(Entries shown):
▬▬▬▬▬▬▬▬▬▬
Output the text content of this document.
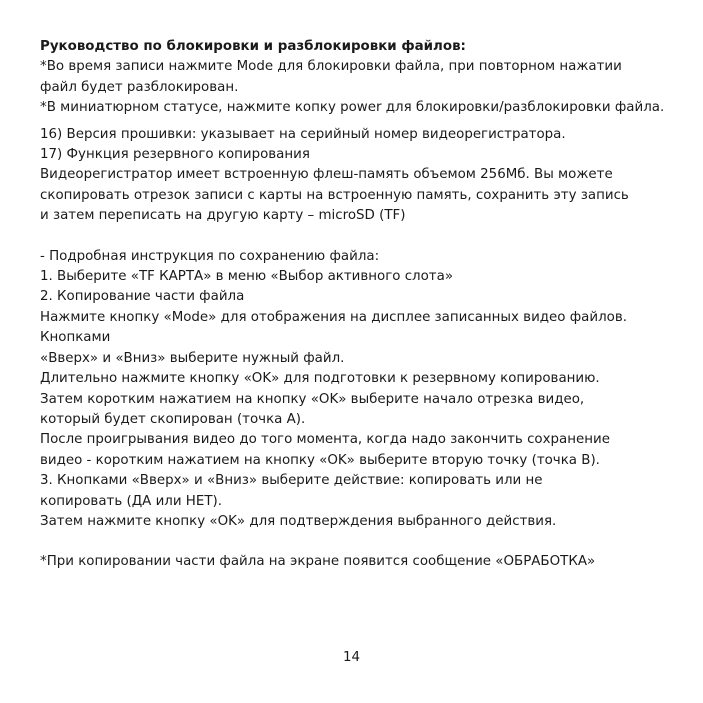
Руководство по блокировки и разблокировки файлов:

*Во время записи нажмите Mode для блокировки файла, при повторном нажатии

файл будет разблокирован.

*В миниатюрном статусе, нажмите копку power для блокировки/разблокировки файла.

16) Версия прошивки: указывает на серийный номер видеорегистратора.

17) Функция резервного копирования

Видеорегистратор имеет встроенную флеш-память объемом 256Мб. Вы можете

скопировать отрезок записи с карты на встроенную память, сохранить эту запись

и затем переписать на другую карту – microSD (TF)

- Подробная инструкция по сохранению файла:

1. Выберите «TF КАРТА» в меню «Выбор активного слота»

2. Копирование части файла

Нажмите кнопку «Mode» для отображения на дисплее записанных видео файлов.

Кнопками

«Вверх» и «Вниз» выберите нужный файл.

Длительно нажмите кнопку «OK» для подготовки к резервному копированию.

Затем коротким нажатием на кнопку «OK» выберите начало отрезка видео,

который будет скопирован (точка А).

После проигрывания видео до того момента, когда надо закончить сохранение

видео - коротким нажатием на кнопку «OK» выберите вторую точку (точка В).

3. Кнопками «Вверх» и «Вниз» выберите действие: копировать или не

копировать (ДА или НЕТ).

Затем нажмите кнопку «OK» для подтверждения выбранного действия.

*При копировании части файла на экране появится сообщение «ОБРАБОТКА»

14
▬▬▬▬▬▬▬▬▬▬
(Stated task): Copy all of the entries verbatim, leaving out any pictures they contain.

(Output for this exercise):
Output the text content of this document.
Руководство по блокировки и разблокировки файлов:

*Во время записи нажмите Mode для блокировки файла, при повторном нажатии

файл будет разблокирован.

*В миниатюрном статусе, нажмите копку power для блокировки/разблокировки файла.

16) Версия прошивки: указывает на серийный номер видеорегистратора.

17) Функция резервного копирования

Видеорегистратор имеет встроенную флеш-память объемом 256Мб. Вы можете

скопировать отрезок записи с карты на встроенную память, сохранить эту запись

и затем переписать на другую карту – microSD (TF)

- Подробная инструкция по сохранению файла:

1. Выберите «TF КАРТА» в меню «Выбор активного слота»

2. Копирование части файла

Нажмите кнопку «Mode» для отображения на дисплее записанных видео файлов.

Кнопками

«Вверх» и «Вниз» выберите нужный файл.

Длительно нажмите кнопку «OK» для подготовки к резервному копированию.

Затем коротким нажатием на кнопку «OK» выберите начало отрезка видео,

который будет скопирован (точка А).

После проигрывания видео до того момента, когда надо закончить сохранение

видео - коротким нажатием на кнопку «OK» выберите вторую точку (точка В).

3. Кнопками «Вверх» и «Вниз» выберите действие: копировать или не

копировать (ДА или НЕТ).

Затем нажмите кнопку «OK» для подтверждения выбранного действия.

*При копировании части файла на экране появится сообщение «ОБРАБОТКА»

14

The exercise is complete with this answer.